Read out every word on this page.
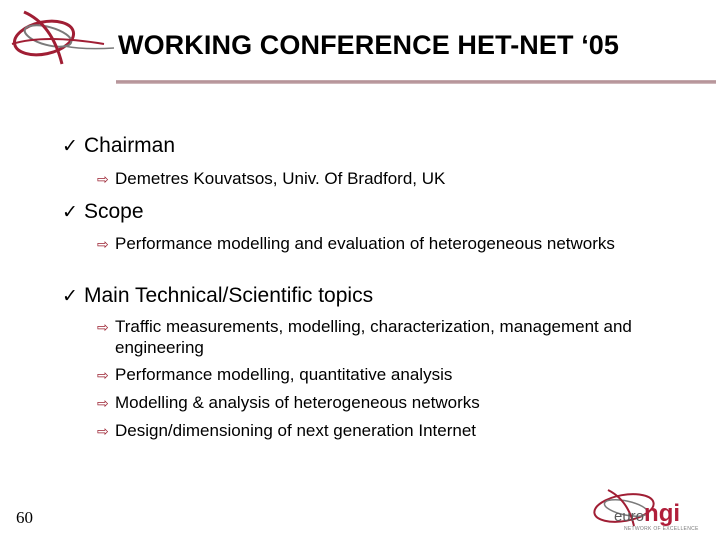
WORKING CONFERENCE HET-NET ‘05
✓ Chairman
⇨ Demetres Kouvatsos, Univ. Of Bradford, UK
✓ Scope
⇨ Performance modelling and evaluation of heterogeneous networks
✓ Main Technical/Scientific topics
⇨ Traffic measurements, modelling, characterization, management and engineering
⇨ Performance modelling, quantitative analysis
⇨ Modelling & analysis of heterogeneous networks
⇨ Design/dimensioning of next generation Internet
60	eurongi
NETWORK OF EXCELLENCE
──────
Your task
Return all of the entries exactly as written, but drop any pictures they hold.

Final result
Read out every word on this page.
WORKING CONFERENCE HET-NET ‘05
✓ Chairman
⇨ Demetres Kouvatsos, Univ. Of Bradford, UK
✓ Scope
⇨ Performance modelling and evaluation of heterogeneous networks
✓ Main Technical/Scientific topics
⇨ Traffic measurements, modelling, characterization, management and engineering
⇨ Performance modelling, quantitative analysis
⇨ Modelling & analysis of heterogeneous networks
⇨ Design/dimensioning of next generation Internet
60	eurongi
NETWORK OF EXCELLENCE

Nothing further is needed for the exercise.